[Dataset entries]
______

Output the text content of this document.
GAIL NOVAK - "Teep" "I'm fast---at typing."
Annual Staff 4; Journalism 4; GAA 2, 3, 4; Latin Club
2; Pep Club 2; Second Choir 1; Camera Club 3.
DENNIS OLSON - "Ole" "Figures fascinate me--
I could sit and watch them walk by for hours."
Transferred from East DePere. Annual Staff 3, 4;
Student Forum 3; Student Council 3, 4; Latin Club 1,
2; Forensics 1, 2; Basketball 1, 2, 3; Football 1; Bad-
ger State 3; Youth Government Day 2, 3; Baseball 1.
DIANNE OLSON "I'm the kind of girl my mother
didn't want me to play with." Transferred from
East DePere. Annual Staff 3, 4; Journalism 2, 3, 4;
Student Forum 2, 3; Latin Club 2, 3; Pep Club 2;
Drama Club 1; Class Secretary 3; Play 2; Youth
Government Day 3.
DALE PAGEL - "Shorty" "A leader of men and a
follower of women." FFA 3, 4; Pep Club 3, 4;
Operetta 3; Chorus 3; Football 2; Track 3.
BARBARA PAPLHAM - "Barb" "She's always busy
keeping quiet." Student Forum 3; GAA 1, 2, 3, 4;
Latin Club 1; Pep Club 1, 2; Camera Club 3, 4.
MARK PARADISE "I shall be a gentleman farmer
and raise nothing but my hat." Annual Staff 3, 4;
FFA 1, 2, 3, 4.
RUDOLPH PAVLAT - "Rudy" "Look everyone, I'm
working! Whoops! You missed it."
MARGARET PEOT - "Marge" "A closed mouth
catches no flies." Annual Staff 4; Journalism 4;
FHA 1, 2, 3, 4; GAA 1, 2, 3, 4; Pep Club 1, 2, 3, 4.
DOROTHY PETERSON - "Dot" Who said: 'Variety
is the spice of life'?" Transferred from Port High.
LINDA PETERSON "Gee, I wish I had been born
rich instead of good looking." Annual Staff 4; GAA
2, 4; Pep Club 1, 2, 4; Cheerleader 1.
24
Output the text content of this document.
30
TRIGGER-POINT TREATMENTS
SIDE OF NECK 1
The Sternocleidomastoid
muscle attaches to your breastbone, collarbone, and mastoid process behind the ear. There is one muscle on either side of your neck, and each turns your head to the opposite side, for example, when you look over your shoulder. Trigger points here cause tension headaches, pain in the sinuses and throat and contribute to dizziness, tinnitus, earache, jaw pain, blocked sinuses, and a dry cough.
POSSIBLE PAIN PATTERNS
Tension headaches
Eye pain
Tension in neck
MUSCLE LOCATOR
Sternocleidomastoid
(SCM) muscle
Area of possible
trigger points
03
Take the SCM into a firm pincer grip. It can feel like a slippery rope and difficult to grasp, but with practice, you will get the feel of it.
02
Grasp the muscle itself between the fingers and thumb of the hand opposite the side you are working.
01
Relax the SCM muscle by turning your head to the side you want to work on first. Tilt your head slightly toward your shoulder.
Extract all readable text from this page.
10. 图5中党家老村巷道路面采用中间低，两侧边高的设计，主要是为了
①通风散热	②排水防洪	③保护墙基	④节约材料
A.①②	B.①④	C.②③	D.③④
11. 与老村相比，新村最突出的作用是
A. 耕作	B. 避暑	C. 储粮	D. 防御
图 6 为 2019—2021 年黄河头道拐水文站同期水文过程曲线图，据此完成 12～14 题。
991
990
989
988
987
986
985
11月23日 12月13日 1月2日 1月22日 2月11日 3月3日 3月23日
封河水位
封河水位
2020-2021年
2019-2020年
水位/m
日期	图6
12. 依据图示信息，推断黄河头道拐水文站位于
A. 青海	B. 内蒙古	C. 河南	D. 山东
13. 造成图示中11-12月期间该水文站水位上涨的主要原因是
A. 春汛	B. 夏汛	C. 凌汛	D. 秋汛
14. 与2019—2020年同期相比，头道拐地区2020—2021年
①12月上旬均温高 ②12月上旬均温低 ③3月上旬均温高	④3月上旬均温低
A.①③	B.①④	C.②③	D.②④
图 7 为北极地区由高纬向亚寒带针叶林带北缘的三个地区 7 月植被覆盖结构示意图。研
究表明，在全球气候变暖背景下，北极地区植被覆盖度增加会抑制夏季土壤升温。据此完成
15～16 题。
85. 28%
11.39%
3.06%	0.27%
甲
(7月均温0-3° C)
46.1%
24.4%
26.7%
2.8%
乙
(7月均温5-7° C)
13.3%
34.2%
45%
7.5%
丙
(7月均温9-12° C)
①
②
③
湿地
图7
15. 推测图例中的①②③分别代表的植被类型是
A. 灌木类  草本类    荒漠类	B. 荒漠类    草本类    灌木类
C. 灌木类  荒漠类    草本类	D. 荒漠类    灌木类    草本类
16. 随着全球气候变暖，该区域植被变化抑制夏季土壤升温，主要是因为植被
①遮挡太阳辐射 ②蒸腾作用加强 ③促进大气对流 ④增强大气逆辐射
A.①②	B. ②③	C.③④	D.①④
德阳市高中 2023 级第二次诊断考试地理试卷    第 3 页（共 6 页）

______

Directions ->
Return each line of the records above exactly as it reads.

Reply to the task ->
Output the text content of this document.
GAIL NOVAK - "Teep" "I'm fast---at typing."
Annual Staff 4; Journalism 4; GAA 2, 3, 4; Latin Club
2; Pep Club 2; Second Choir 1; Camera Club 3.
DENNIS OLSON - "Ole" "Figures fascinate me--
I could sit and watch them walk by for hours."
Transferred from East DePere. Annual Staff 3, 4;
Student Forum 3; Student Council 3, 4; Latin Club 1,
2; Forensics 1, 2; Basketball 1, 2, 3; Football 1; Bad-
ger State 3; Youth Government Day 2, 3; Baseball 1.
DIANNE OLSON "I'm the kind of girl my mother
didn't want me to play with." Transferred from
East DePere. Annual Staff 3, 4; Journalism 2, 3, 4;
Student Forum 2, 3; Latin Club 2, 3; Pep Club 2;
Drama Club 1; Class Secretary 3; Play 2; Youth
Government Day 3.
DALE PAGEL - "Shorty" "A leader of men and a
follower of women." FFA 3, 4; Pep Club 3, 4;
Operetta 3; Chorus 3; Football 2; Track 3.
BARBARA PAPLHAM - "Barb" "She's always busy
keeping quiet." Student Forum 3; GAA 1, 2, 3, 4;
Latin Club 1; Pep Club 1, 2; Camera Club 3, 4.
MARK PARADISE "I shall be a gentleman farmer
and raise nothing but my hat." Annual Staff 3, 4;
FFA 1, 2, 3, 4.
RUDOLPH PAVLAT - "Rudy" "Look everyone, I'm
working! Whoops! You missed it."
MARGARET PEOT - "Marge" "A closed mouth
catches no flies." Annual Staff 4; Journalism 4;
FHA 1, 2, 3, 4; GAA 1, 2, 3, 4; Pep Club 1, 2, 3, 4.
DOROTHY PETERSON - "Dot" Who said: 'Variety
is the spice of life'?" Transferred from Port High.
LINDA PETERSON "Gee, I wish I had been born
rich instead of good looking." Annual Staff 4; GAA
2, 4; Pep Club 1, 2, 4; Cheerleader 1.
24
Output the text content of this document.
30
TRIGGER-POINT TREATMENTS
SIDE OF NECK 1
The Sternocleidomastoid
muscle attaches to your breastbone, collarbone, and mastoid process behind the ear. There is one muscle on either side of your neck, and each turns your head to the opposite side, for example, when you look over your shoulder. Trigger points here cause tension headaches, pain in the sinuses and throat and contribute to dizziness, tinnitus, earache, jaw pain, blocked sinuses, and a dry cough.
POSSIBLE PAIN PATTERNS
Tension headaches
Eye pain
Tension in neck
MUSCLE LOCATOR
Sternocleidomastoid
(SCM) muscle
Area of possible
trigger points
03
Take the SCM into a firm pincer grip. It can feel like a slippery rope and difficult to grasp, but with practice, you will get the feel of it.
02
Grasp the muscle itself between the fingers and thumb of the hand opposite the side you are working.
01
Relax the SCM muscle by turning your head to the side you want to work on first. Tilt your head slightly toward your shoulder.
Extract all readable text from this page.
10. 图5中党家老村巷道路面采用中间低，两侧边高的设计，主要是为了
①通风散热	②排水防洪	③保护墙基	④节约材料
A.①②	B.①④	C.②③	D.③④
11. 与老村相比，新村最突出的作用是
A. 耕作	B. 避暑	C. 储粮	D. 防御
图 6 为 2019—2021 年黄河头道拐水文站同期水文过程曲线图，据此完成 12～14 题。
991
990
989
988
987
986
985
11月23日 12月13日 1月2日 1月22日 2月11日 3月3日 3月23日
封河水位
封河水位
2020-2021年
2019-2020年
水位/m
日期	图6
12. 依据图示信息，推断黄河头道拐水文站位于
A. 青海	B. 内蒙古	C. 河南	D. 山东
13. 造成图示中11-12月期间该水文站水位上涨的主要原因是
A. 春汛	B. 夏汛	C. 凌汛	D. 秋汛
14. 与2019—2020年同期相比，头道拐地区2020—2021年
①12月上旬均温高 ②12月上旬均温低 ③3月上旬均温高	④3月上旬均温低
A.①③	B.①④	C.②③	D.②④
图 7 为北极地区由高纬向亚寒带针叶林带北缘的三个地区 7 月植被覆盖结构示意图。研
究表明，在全球气候变暖背景下，北极地区植被覆盖度增加会抑制夏季土壤升温。据此完成
15～16 题。
85. 28%
11.39%
3.06%	0.27%
甲
(7月均温0-3° C)
46.1%
24.4%
26.7%
2.8%
乙
(7月均温5-7° C)
13.3%
34.2%
45%
7.5%
丙
(7月均温9-12° C)
①
②
③
湿地
图7
15. 推测图例中的①②③分别代表的植被类型是
A. 灌木类  草本类    荒漠类	B. 荒漠类    草本类    灌木类
C. 灌木类  荒漠类    草本类	D. 荒漠类    灌木类    草本类
16. 随着全球气候变暖，该区域植被变化抑制夏季土壤升温，主要是因为植被
①遮挡太阳辐射 ②蒸腾作用加强 ③促进大气对流 ④增强大气逆辐射
A.①②	B. ②③	C.③④	D.①④
德阳市高中 2023 级第二次诊断考试地理试卷    第 3 页（共 6 页）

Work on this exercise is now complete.